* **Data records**
━━━

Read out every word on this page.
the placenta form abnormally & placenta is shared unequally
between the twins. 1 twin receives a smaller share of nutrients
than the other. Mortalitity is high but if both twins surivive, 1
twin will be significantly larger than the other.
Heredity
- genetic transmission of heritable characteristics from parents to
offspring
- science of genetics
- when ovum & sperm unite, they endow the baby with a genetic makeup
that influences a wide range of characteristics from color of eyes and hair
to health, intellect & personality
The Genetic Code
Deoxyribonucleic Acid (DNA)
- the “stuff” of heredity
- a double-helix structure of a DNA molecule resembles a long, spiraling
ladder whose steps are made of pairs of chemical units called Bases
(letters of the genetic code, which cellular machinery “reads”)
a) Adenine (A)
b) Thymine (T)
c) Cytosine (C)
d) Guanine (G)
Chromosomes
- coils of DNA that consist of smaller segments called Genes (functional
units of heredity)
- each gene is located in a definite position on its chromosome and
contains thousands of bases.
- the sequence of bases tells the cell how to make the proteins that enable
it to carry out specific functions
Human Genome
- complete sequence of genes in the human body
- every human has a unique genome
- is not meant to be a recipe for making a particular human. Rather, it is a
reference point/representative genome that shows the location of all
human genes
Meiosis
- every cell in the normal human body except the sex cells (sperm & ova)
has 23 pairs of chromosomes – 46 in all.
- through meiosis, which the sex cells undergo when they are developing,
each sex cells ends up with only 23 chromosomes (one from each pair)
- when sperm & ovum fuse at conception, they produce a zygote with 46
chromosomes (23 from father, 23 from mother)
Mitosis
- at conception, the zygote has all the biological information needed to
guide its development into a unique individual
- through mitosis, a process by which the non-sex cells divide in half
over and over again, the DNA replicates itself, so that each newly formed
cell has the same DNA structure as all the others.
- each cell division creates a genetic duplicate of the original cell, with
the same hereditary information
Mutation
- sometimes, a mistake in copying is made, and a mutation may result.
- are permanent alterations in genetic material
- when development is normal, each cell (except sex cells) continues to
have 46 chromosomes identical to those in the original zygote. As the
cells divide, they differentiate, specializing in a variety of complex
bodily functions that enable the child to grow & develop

━━━

* **Task brief**
A word-for-word copy of the data above is the goal, so set it all down again.

* **Response area**
Read out every word on this page.
the placenta form abnormally & placenta is shared unequally
between the twins. 1 twin receives a smaller share of nutrients
than the other. Mortalitity is high but if both twins surivive, 1
twin will be significantly larger than the other.
Heredity
- genetic transmission of heritable characteristics from parents to
offspring
- science of genetics
- when ovum & sperm unite, they endow the baby with a genetic makeup
that influences a wide range of characteristics from color of eyes and hair
to health, intellect & personality
The Genetic Code
Deoxyribonucleic Acid (DNA)
- the “stuff” of heredity
- a double-helix structure of a DNA molecule resembles a long, spiraling
ladder whose steps are made of pairs of chemical units called Bases
(letters of the genetic code, which cellular machinery “reads”)
a) Adenine (A)
b) Thymine (T)
c) Cytosine (C)
d) Guanine (G)
Chromosomes
- coils of DNA that consist of smaller segments called Genes (functional
units of heredity)
- each gene is located in a definite position on its chromosome and
contains thousands of bases.
- the sequence of bases tells the cell how to make the proteins that enable
it to carry out specific functions
Human Genome
- complete sequence of genes in the human body
- every human has a unique genome
- is not meant to be a recipe for making a particular human. Rather, it is a
reference point/representative genome that shows the location of all
human genes
Meiosis
- every cell in the normal human body except the sex cells (sperm & ova)
has 23 pairs of chromosomes – 46 in all.
- through meiosis, which the sex cells undergo when they are developing,
each sex cells ends up with only 23 chromosomes (one from each pair)
- when sperm & ovum fuse at conception, they produce a zygote with 46
chromosomes (23 from father, 23 from mother)
Mitosis
- at conception, the zygote has all the biological information needed to
guide its development into a unique individual
- through mitosis, a process by which the non-sex cells divide in half
over and over again, the DNA replicates itself, so that each newly formed
cell has the same DNA structure as all the others.
- each cell division creates a genetic duplicate of the original cell, with
the same hereditary information
Mutation
- sometimes, a mistake in copying is made, and a mutation may result.
- are permanent alterations in genetic material
- when development is normal, each cell (except sex cells) continues to
have 46 chromosomes identical to those in the original zygote. As the
cells divide, they differentiate, specializing in a variety of complex
bodily functions that enable the child to grow & develop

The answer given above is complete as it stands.